** Begin Data listing **

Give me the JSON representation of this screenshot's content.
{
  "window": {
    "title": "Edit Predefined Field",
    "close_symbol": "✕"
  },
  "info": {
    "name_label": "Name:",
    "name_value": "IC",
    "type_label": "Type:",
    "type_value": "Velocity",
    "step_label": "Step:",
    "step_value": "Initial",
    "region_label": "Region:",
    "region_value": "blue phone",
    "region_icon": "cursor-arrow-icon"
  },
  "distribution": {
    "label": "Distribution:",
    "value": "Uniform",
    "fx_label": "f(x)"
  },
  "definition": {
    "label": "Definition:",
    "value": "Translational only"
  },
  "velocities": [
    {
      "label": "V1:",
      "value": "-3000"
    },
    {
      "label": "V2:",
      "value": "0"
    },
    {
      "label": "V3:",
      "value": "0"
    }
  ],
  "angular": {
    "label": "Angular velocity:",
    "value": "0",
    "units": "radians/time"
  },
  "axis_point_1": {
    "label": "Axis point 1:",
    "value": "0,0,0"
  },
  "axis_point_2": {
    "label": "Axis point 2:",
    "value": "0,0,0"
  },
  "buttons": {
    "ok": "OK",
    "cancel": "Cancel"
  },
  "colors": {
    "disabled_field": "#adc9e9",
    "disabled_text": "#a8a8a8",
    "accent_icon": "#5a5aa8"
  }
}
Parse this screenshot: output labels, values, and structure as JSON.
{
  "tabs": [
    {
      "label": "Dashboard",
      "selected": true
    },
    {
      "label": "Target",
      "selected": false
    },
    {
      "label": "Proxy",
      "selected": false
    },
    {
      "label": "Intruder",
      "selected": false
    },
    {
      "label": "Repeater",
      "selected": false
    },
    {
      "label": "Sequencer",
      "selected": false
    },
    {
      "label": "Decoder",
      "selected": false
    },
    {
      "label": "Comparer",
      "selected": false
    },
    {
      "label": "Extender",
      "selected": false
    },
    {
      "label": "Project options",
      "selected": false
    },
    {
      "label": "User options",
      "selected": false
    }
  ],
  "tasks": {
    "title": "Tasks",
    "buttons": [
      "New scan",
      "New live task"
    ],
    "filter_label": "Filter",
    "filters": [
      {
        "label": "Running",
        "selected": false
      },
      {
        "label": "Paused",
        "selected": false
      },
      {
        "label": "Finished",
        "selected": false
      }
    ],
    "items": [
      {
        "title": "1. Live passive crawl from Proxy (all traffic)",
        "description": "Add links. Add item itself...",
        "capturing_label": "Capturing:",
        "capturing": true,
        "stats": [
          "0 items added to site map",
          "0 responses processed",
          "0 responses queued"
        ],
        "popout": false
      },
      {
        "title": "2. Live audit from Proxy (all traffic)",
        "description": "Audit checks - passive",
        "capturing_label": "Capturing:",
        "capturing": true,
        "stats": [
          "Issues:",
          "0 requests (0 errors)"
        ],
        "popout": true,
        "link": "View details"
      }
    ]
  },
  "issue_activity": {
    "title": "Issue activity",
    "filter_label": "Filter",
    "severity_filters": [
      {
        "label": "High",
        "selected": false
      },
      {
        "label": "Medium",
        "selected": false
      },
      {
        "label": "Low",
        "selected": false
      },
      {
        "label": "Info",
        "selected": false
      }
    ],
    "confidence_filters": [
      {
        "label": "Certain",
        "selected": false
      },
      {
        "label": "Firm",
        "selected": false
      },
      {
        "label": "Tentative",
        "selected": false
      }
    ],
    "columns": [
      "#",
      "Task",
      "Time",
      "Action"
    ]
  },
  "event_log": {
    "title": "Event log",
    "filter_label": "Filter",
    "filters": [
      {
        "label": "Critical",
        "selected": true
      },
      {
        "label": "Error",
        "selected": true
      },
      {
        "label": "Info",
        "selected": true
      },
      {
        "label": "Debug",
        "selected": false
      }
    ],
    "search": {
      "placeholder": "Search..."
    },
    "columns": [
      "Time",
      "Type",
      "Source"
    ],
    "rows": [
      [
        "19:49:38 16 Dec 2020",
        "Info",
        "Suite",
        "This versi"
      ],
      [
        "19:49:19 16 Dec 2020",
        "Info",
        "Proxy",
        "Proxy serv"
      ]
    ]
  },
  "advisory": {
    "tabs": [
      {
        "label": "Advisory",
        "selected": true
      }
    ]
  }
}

** End Data listing **

Every record above needs to be repeated word for word.

Give me the JSON representation of this screenshot's content.
{
  "window": {
    "title": "Edit Predefined Field",
    "close_symbol": "✕"
  },
  "info": {
    "name_label": "Name:",
    "name_value": "IC",
    "type_label": "Type:",
    "type_value": "Velocity",
    "step_label": "Step:",
    "step_value": "Initial",
    "region_label": "Region:",
    "region_value": "blue phone",
    "region_icon": "cursor-arrow-icon"
  },
  "distribution": {
    "label": "Distribution:",
    "value": "Uniform",
    "fx_label": "f(x)"
  },
  "definition": {
    "label": "Definition:",
    "value": "Translational only"
  },
  "velocities": [
    {
      "label": "V1:",
      "value": "-3000"
    },
    {
      "label": "V2:",
      "value": "0"
    },
    {
      "label": "V3:",
      "value": "0"
    }
  ],
  "angular": {
    "label": "Angular velocity:",
    "value": "0",
    "units": "radians/time"
  },
  "axis_point_1": {
    "label": "Axis point 1:",
    "value": "0,0,0"
  },
  "axis_point_2": {
    "label": "Axis point 2:",
    "value": "0,0,0"
  },
  "buttons": {
    "ok": "OK",
    "cancel": "Cancel"
  },
  "colors": {
    "disabled_field": "#adc9e9",
    "disabled_text": "#a8a8a8",
    "accent_icon": "#5a5aa8"
  }
}
Parse this screenshot: output labels, values, and structure as JSON.
{
  "tabs": [
    {
      "label": "Dashboard",
      "selected": true
    },
    {
      "label": "Target",
      "selected": false
    },
    {
      "label": "Proxy",
      "selected": false
    },
    {
      "label": "Intruder",
      "selected": false
    },
    {
      "label": "Repeater",
      "selected": false
    },
    {
      "label": "Sequencer",
      "selected": false
    },
    {
      "label": "Decoder",
      "selected": false
    },
    {
      "label": "Comparer",
      "selected": false
    },
    {
      "label": "Extender",
      "selected": false
    },
    {
      "label": "Project options",
      "selected": false
    },
    {
      "label": "User options",
      "selected": false
    }
  ],
  "tasks": {
    "title": "Tasks",
    "buttons": [
      "New scan",
      "New live task"
    ],
    "filter_label": "Filter",
    "filters": [
      {
        "label": "Running",
        "selected": false
      },
      {
        "label": "Paused",
        "selected": false
      },
      {
        "label": "Finished",
        "selected": false
      }
    ],
    "items": [
      {
        "title": "1. Live passive crawl from Proxy (all traffic)",
        "description": "Add links. Add item itself...",
        "capturing_label": "Capturing:",
        "capturing": true,
        "stats": [
          "0 items added to site map",
          "0 responses processed",
          "0 responses queued"
        ],
        "popout": false
      },
      {
        "title": "2. Live audit from Proxy (all traffic)",
        "description": "Audit checks - passive",
        "capturing_label": "Capturing:",
        "capturing": true,
        "stats": [
          "Issues:",
          "0 requests (0 errors)"
        ],
        "popout": true,
        "link": "View details"
      }
    ]
  },
  "issue_activity": {
    "title": "Issue activity",
    "filter_label": "Filter",
    "severity_filters": [
      {
        "label": "High",
        "selected": false
      },
      {
        "label": "Medium",
        "selected": false
      },
      {
        "label": "Low",
        "selected": false
      },
      {
        "label": "Info",
        "selected": false
      }
    ],
    "confidence_filters": [
      {
        "label": "Certain",
        "selected": false
      },
      {
        "label": "Firm",
        "selected": false
      },
      {
        "label": "Tentative",
        "selected": false
      }
    ],
    "columns": [
      "#",
      "Task",
      "Time",
      "Action"
    ]
  },
  "event_log": {
    "title": "Event log",
    "filter_label": "Filter",
    "filters": [
      {
        "label": "Critical",
        "selected": true
      },
      {
        "label": "Error",
        "selected": true
      },
      {
        "label": "Info",
        "selected": true
      },
      {
        "label": "Debug",
        "selected": false
      }
    ],
    "search": {
      "placeholder": "Search..."
    },
    "columns": [
      "Time",
      "Type",
      "Source"
    ],
    "rows": [
      [
        "19:49:38 16 Dec 2020",
        "Info",
        "Suite",
        "This versi"
      ],
      [
        "19:49:19 16 Dec 2020",
        "Info",
        "Proxy",
        "Proxy serv"
      ]
    ]
  },
  "advisory": {
    "tabs": [
      {
        "label": "Advisory",
        "selected": true
      }
    ]
  }
}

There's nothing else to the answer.